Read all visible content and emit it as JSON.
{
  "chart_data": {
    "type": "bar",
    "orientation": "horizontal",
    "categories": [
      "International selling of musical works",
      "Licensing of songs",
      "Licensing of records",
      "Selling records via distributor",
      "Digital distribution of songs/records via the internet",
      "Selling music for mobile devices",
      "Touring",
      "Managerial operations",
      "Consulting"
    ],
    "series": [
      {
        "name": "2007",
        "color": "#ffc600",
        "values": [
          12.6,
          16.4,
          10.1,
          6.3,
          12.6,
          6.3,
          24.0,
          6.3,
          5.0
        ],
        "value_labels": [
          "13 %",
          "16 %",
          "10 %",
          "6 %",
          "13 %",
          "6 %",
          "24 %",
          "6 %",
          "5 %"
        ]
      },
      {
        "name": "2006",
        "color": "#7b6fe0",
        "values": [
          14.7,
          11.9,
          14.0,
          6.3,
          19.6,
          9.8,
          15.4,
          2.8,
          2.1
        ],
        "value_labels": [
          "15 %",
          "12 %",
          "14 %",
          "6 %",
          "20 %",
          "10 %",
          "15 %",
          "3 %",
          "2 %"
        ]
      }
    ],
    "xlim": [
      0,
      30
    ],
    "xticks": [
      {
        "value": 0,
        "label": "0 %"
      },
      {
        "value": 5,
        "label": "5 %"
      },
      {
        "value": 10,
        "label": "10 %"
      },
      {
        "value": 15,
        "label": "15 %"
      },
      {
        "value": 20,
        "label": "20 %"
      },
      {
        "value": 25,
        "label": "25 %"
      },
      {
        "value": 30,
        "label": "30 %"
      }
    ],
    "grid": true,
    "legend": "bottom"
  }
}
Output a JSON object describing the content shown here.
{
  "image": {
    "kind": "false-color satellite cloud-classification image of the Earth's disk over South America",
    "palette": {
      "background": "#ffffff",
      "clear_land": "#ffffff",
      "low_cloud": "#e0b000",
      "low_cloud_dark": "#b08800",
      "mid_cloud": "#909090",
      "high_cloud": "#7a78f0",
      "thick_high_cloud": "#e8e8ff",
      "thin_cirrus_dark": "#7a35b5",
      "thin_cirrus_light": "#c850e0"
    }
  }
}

◆ Work to do
Across the preceding material, how many lines contain the word "records"? State the number alone.

◆ Task answer
3